Exercise aim: Copy all of the material word for word, except for the pictures.

Records for this exercise:
______________________________

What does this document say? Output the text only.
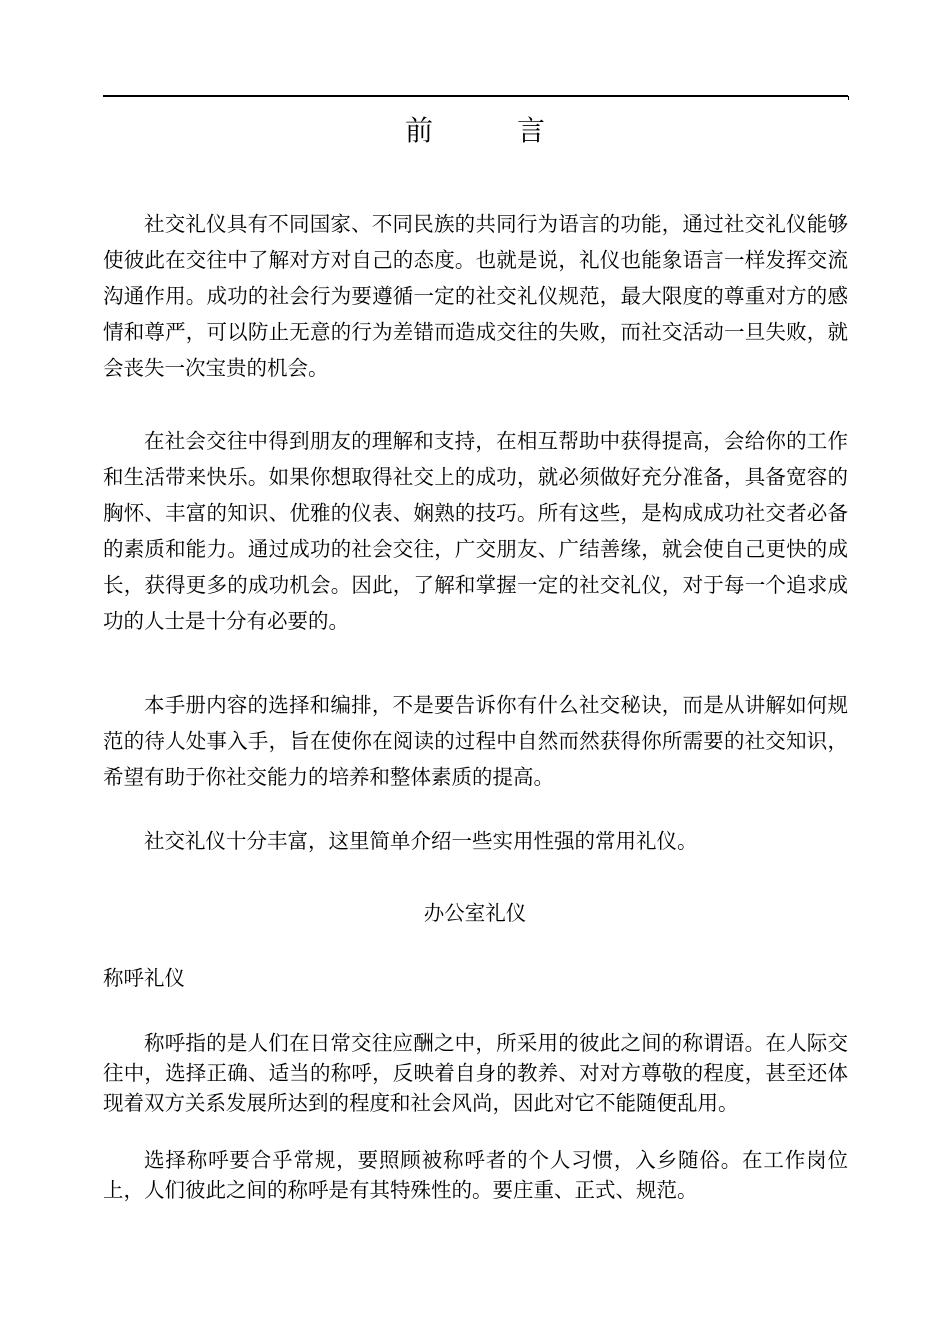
前言

社交礼仪具有不同国家、不同民族的共同行为语言的功能，通过社交礼仪能够使彼此在交往中了解对方对自己的态度。也就是说，礼仪也能象语言一样发挥交流沟通作用。成功的社会行为要遵循一定的社交礼仪规范，最大限度的尊重对方的感情和尊严，可以防止无意的行为差错而造成交往的失败，而社交活动一旦失败，就会丧失一次宝贵的机会。

在社会交往中得到朋友的理解和支持，在相互帮助中获得提高，会给你的工作和生活带来快乐。如果你想取得社交上的成功，就必须做好充分准备，具备宽容的胸怀、丰富的知识、优雅的仪表、娴熟的技巧。所有这些，是构成成功社交者必备的素质和能力。通过成功的社会交往，广交朋友、广结善缘，就会使自己更快的成长，获得更多的成功机会。因此，了解和掌握一定的社交礼仪，对于每一个追求成功的人士是十分有必要的。

本手册内容的选择和编排，不是要告诉你有什么社交秘诀，而是从讲解如何规范的待人处事入手，旨在使你在阅读的过程中自然而然获得你所需要的社交知识，希望有助于你社交能力的培养和整体素质的提高。

社交礼仪十分丰富，这里简单介绍一些实用性强的常用礼仪。

办公室礼仪
称呼礼仪

称呼指的是人们在日常交往应酬之中，所采用的彼此之间的称谓语。在人际交往中，选择正确、适当的称呼，反映着自身的教养、对对方尊敬的程度，甚至还体现着双方关系发展所达到的程度和社会风尚，因此对它不能随便乱用。

选择称呼要合乎常规，要照顾被称呼者的个人习惯，入乡随俗。在工作岗位上，人们彼此之间的称呼是有其特殊性的。要庄重、正式、规范。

______________________________

Correct output:
What does this document say? Output the text only.
前言

社交礼仪具有不同国家、不同民族的共同行为语言的功能，通过社交礼仪能够使彼此在交往中了解对方对自己的态度。也就是说，礼仪也能象语言一样发挥交流沟通作用。成功的社会行为要遵循一定的社交礼仪规范，最大限度的尊重对方的感情和尊严，可以防止无意的行为差错而造成交往的失败，而社交活动一旦失败，就会丧失一次宝贵的机会。

在社会交往中得到朋友的理解和支持，在相互帮助中获得提高，会给你的工作和生活带来快乐。如果你想取得社交上的成功，就必须做好充分准备，具备宽容的胸怀、丰富的知识、优雅的仪表、娴熟的技巧。所有这些，是构成成功社交者必备的素质和能力。通过成功的社会交往，广交朋友、广结善缘，就会使自己更快的成长，获得更多的成功机会。因此，了解和掌握一定的社交礼仪，对于每一个追求成功的人士是十分有必要的。

本手册内容的选择和编排，不是要告诉你有什么社交秘诀，而是从讲解如何规范的待人处事入手，旨在使你在阅读的过程中自然而然获得你所需要的社交知识，希望有助于你社交能力的培养和整体素质的提高。

社交礼仪十分丰富，这里简单介绍一些实用性强的常用礼仪。

办公室礼仪
称呼礼仪

称呼指的是人们在日常交往应酬之中，所采用的彼此之间的称谓语。在人际交往中，选择正确、适当的称呼，反映着自身的教养、对对方尊敬的程度，甚至还体现着双方关系发展所达到的程度和社会风尚，因此对它不能随便乱用。

选择称呼要合乎常规，要照顾被称呼者的个人习惯，入乡随俗。在工作岗位上，人们彼此之间的称呼是有其特殊性的。要庄重、正式、规范。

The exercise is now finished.